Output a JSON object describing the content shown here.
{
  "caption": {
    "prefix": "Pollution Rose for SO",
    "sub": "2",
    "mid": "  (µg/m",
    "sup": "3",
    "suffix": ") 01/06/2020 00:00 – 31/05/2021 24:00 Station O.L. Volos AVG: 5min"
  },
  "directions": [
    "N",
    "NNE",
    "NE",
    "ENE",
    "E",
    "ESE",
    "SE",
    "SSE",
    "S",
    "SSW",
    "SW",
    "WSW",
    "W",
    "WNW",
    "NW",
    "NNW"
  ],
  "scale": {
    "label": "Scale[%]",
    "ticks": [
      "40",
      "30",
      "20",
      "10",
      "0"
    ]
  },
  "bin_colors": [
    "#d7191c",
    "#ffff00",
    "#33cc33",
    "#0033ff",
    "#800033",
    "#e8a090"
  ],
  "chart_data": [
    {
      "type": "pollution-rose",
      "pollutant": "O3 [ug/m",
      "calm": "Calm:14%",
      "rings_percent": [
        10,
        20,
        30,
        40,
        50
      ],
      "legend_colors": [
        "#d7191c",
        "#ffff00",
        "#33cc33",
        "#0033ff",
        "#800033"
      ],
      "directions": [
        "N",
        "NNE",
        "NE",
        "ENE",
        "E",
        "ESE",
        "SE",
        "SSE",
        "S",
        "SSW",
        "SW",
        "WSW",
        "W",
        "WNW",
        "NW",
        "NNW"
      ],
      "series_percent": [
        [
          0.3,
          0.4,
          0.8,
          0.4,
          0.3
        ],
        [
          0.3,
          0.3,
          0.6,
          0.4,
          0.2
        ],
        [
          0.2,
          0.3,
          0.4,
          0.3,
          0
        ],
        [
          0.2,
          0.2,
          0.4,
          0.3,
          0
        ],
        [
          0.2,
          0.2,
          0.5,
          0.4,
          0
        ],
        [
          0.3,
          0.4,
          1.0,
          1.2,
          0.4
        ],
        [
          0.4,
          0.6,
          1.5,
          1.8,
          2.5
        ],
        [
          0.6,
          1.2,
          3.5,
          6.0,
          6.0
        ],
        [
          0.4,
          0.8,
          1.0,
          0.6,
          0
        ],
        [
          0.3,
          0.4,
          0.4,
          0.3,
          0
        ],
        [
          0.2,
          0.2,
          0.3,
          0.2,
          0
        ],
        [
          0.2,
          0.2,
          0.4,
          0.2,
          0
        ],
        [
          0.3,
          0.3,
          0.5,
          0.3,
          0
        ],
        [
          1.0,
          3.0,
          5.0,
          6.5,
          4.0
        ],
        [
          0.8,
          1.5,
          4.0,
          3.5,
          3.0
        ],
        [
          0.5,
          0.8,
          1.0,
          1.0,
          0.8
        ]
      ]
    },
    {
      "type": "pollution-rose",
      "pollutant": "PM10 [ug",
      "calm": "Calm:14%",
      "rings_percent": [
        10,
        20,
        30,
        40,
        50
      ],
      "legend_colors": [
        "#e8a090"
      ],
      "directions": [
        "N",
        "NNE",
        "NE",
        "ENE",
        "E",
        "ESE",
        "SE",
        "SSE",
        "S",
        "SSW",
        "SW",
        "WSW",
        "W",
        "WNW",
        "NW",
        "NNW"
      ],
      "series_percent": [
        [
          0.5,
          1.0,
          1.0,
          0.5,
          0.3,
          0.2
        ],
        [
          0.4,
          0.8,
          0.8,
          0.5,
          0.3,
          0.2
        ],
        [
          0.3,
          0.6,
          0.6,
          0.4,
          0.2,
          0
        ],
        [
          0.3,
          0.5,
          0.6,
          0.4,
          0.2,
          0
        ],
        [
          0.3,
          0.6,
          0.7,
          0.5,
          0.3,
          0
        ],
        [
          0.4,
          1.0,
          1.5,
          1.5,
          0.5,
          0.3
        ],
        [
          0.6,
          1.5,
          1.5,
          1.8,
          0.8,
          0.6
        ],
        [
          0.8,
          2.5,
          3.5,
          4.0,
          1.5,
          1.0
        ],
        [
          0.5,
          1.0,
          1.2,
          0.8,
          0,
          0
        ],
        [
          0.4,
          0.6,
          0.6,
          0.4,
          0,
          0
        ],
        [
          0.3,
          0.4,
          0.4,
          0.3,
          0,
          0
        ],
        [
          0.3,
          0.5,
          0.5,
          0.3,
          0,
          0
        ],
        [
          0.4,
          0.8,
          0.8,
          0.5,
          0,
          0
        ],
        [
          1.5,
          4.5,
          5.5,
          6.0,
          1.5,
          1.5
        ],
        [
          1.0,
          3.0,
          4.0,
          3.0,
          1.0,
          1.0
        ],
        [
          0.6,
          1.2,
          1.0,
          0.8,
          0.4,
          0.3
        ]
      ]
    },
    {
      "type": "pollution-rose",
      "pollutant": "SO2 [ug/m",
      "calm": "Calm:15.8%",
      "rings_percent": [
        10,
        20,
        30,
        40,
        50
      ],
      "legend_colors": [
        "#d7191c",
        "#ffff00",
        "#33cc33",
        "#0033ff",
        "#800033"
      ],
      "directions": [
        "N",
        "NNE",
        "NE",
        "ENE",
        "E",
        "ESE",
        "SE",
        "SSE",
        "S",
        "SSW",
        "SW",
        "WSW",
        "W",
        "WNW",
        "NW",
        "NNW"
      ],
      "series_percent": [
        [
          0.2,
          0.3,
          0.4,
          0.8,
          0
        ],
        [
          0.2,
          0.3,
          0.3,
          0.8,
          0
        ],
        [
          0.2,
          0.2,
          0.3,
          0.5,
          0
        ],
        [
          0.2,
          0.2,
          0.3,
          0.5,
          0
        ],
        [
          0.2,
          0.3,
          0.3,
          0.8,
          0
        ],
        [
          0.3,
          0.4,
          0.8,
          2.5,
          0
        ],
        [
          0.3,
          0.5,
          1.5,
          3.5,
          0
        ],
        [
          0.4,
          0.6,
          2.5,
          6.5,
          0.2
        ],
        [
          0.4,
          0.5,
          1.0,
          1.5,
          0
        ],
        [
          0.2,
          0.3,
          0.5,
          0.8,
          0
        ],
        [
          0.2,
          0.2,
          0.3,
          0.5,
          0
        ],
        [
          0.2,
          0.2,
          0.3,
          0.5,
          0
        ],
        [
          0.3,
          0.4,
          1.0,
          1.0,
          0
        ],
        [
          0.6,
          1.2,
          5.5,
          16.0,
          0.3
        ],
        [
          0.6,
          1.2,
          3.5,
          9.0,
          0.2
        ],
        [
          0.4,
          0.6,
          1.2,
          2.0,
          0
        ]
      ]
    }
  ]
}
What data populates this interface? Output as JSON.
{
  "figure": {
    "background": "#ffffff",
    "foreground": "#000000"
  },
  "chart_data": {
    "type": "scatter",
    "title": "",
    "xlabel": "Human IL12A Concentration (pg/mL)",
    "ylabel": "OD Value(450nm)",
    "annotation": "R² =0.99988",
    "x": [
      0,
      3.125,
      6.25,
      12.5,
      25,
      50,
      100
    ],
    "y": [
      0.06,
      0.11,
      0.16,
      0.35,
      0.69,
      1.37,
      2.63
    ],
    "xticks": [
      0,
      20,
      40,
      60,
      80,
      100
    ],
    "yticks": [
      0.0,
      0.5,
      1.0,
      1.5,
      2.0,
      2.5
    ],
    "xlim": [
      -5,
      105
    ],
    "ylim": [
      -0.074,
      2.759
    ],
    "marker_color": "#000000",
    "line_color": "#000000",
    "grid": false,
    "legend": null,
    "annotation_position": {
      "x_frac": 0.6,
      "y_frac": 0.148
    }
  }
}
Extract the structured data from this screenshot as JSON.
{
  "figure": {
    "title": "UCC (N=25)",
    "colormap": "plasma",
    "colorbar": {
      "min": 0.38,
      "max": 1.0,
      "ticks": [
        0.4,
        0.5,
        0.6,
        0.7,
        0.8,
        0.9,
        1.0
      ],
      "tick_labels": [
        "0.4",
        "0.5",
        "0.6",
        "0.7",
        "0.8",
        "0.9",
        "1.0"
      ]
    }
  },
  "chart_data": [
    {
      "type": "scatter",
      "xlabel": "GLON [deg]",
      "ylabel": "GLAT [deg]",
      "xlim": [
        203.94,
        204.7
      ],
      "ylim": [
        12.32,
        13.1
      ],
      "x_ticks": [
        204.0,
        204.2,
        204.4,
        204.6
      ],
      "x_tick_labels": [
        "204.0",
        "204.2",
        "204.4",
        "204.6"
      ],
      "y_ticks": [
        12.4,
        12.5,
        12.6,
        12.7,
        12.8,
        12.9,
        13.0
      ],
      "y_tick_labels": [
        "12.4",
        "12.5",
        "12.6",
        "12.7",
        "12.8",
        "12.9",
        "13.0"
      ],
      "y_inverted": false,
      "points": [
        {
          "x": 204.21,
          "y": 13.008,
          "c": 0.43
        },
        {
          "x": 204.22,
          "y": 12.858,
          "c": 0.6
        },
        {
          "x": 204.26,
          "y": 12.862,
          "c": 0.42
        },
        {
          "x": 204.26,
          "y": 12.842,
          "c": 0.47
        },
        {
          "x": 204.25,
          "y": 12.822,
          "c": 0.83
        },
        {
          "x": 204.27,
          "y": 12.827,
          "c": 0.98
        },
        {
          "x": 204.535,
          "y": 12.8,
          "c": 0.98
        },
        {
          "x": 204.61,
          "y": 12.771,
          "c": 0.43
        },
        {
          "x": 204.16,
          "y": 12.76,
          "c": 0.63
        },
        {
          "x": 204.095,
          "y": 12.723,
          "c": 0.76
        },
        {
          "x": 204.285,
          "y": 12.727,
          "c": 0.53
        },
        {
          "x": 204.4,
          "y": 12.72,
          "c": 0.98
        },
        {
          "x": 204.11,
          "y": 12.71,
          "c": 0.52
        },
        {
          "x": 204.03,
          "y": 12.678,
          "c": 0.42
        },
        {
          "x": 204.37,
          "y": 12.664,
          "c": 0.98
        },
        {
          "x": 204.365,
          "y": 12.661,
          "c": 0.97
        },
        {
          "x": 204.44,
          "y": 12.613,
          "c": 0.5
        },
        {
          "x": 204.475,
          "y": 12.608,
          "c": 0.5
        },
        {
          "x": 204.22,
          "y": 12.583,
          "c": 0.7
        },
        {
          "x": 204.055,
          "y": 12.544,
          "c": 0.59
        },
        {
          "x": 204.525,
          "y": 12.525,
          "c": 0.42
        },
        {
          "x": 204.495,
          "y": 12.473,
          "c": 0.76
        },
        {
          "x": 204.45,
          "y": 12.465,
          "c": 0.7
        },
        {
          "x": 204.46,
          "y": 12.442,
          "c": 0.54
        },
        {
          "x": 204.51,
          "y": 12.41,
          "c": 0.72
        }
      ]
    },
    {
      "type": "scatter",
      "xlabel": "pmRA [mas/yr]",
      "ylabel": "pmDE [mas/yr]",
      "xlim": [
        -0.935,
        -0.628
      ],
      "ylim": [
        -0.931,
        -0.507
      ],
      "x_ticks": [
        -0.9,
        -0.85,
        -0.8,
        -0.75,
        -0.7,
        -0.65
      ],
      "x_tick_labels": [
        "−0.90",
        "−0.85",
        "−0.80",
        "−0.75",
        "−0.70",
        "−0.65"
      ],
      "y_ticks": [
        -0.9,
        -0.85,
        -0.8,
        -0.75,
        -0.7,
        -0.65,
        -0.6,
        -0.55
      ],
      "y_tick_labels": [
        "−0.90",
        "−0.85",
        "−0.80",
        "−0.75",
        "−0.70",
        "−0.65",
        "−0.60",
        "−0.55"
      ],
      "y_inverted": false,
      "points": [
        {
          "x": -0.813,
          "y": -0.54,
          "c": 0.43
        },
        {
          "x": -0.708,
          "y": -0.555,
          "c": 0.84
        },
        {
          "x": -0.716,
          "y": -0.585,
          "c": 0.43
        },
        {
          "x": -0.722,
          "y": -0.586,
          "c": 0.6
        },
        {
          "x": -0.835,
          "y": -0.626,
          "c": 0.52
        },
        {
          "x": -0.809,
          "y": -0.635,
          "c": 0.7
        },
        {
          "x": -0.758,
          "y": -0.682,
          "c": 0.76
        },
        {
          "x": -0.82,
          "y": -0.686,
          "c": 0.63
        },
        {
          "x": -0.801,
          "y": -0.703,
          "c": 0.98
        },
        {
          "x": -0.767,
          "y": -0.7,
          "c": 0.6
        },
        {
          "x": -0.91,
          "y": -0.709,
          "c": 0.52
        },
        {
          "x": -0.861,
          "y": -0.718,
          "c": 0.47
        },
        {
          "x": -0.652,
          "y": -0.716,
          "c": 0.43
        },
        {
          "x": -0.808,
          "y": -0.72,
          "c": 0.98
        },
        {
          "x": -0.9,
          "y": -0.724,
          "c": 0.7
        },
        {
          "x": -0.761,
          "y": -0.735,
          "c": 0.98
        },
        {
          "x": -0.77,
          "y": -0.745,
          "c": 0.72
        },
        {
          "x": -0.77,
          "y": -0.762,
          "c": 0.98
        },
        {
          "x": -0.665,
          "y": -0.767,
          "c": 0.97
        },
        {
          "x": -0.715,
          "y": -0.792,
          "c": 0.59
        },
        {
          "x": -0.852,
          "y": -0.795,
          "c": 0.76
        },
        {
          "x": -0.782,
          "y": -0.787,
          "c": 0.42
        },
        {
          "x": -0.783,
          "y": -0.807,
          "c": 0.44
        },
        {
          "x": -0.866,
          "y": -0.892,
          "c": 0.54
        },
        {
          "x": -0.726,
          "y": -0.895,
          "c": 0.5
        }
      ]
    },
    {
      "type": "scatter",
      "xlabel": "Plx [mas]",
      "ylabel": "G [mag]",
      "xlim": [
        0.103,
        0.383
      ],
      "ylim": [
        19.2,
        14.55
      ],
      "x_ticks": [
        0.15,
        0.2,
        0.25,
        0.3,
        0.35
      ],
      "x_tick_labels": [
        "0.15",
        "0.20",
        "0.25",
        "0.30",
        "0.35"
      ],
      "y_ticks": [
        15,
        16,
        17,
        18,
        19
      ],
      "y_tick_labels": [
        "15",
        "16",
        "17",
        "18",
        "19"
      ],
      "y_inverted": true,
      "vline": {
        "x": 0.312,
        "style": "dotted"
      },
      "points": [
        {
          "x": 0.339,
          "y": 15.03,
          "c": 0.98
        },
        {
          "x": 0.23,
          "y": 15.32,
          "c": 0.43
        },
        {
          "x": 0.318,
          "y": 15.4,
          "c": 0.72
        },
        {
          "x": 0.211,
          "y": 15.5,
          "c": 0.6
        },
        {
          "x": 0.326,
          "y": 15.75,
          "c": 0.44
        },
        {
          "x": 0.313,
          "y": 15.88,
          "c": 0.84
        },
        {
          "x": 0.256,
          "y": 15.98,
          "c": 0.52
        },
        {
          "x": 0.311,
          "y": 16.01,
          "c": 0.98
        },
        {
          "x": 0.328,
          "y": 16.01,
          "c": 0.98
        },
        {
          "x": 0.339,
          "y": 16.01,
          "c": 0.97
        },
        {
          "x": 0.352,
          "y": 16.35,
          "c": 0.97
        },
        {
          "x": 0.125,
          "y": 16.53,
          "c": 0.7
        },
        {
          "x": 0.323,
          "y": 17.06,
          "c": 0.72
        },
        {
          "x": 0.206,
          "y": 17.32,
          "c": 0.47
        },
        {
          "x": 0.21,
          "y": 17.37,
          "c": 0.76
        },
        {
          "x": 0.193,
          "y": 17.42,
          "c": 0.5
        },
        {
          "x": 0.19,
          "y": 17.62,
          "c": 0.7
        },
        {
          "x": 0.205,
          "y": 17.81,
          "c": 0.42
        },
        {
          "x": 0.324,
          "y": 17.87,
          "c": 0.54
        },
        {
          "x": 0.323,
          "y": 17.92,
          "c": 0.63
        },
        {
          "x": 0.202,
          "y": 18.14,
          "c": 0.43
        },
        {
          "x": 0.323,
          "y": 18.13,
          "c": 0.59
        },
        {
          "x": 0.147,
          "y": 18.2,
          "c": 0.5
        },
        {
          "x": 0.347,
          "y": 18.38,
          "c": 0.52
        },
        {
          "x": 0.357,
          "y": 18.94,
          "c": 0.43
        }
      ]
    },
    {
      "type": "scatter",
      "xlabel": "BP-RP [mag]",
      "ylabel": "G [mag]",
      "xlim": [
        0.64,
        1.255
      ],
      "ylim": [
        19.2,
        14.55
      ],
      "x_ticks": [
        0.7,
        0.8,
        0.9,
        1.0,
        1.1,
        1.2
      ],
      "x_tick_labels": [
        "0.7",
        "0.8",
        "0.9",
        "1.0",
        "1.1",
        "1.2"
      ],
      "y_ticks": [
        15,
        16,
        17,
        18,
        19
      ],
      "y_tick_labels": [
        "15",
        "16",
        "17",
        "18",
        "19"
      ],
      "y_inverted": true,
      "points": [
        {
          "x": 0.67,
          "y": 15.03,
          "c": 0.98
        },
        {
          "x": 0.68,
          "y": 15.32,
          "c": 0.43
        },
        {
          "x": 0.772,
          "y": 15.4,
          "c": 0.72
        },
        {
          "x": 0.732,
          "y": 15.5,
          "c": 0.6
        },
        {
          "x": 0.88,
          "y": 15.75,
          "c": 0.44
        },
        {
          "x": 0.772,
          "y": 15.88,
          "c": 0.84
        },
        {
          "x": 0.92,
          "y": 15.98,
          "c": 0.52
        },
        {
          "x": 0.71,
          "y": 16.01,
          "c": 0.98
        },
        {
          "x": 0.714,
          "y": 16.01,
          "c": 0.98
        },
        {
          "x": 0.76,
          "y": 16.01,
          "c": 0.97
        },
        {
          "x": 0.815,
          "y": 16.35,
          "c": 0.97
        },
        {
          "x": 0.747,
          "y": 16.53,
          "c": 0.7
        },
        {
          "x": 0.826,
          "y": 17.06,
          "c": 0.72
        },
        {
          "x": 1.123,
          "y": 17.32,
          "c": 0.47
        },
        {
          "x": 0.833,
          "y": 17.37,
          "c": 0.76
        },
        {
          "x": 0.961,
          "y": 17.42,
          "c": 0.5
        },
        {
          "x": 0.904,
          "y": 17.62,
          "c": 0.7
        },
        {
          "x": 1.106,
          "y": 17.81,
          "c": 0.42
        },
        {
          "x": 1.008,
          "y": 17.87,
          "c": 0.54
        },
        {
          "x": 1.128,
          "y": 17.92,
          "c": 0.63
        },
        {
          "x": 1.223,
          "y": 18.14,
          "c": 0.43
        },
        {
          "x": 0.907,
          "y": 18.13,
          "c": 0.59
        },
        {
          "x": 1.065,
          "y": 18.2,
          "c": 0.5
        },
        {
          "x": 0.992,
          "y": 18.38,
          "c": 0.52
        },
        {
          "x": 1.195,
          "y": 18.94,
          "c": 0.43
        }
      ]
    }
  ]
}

**Work required:**
Copy all the lines above that hold the string "JSON".

**Exercise response:**
Output a JSON object describing the content shown here.
What data populates this interface? Output as JSON.
Extract the structured data from this screenshot as JSON.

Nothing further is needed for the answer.